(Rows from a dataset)
▬▬▬

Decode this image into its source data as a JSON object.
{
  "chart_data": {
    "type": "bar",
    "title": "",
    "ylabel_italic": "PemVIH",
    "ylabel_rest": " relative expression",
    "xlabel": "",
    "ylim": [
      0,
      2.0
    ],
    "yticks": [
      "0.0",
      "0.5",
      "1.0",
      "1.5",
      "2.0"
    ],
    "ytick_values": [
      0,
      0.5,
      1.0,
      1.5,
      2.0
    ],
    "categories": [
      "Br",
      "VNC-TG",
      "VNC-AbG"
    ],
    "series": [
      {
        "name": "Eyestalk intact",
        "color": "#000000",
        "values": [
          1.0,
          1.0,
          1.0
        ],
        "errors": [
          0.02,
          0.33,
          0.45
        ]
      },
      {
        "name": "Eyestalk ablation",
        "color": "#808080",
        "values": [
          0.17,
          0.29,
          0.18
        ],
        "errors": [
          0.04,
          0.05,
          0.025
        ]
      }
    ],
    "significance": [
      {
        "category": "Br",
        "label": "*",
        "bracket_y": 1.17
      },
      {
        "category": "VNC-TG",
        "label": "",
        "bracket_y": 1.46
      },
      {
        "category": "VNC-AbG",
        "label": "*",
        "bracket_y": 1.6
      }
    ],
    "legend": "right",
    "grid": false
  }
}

▬▬▬

## Task to complete
Nothing should be left out: return all of the records exactly.

## The response
Decode this image into its source data as a JSON object.
{
  "chart_data": {
    "type": "bar",
    "title": "",
    "ylabel_italic": "PemVIH",
    "ylabel_rest": " relative expression",
    "xlabel": "",
    "ylim": [
      0,
      2.0
    ],
    "yticks": [
      "0.0",
      "0.5",
      "1.0",
      "1.5",
      "2.0"
    ],
    "ytick_values": [
      0,
      0.5,
      1.0,
      1.5,
      2.0
    ],
    "categories": [
      "Br",
      "VNC-TG",
      "VNC-AbG"
    ],
    "series": [
      {
        "name": "Eyestalk intact",
        "color": "#000000",
        "values": [
          1.0,
          1.0,
          1.0
        ],
        "errors": [
          0.02,
          0.33,
          0.45
        ]
      },
      {
        "name": "Eyestalk ablation",
        "color": "#808080",
        "values": [
          0.17,
          0.29,
          0.18
        ],
        "errors": [
          0.04,
          0.05,
          0.025
        ]
      }
    ],
    "significance": [
      {
        "category": "Br",
        "label": "*",
        "bracket_y": 1.17
      },
      {
        "category": "VNC-TG",
        "label": "",
        "bracket_y": 1.46
      },
      {
        "category": "VNC-AbG",
        "label": "*",
        "bracket_y": 1.6
      }
    ],
    "legend": "right",
    "grid": false
  }
}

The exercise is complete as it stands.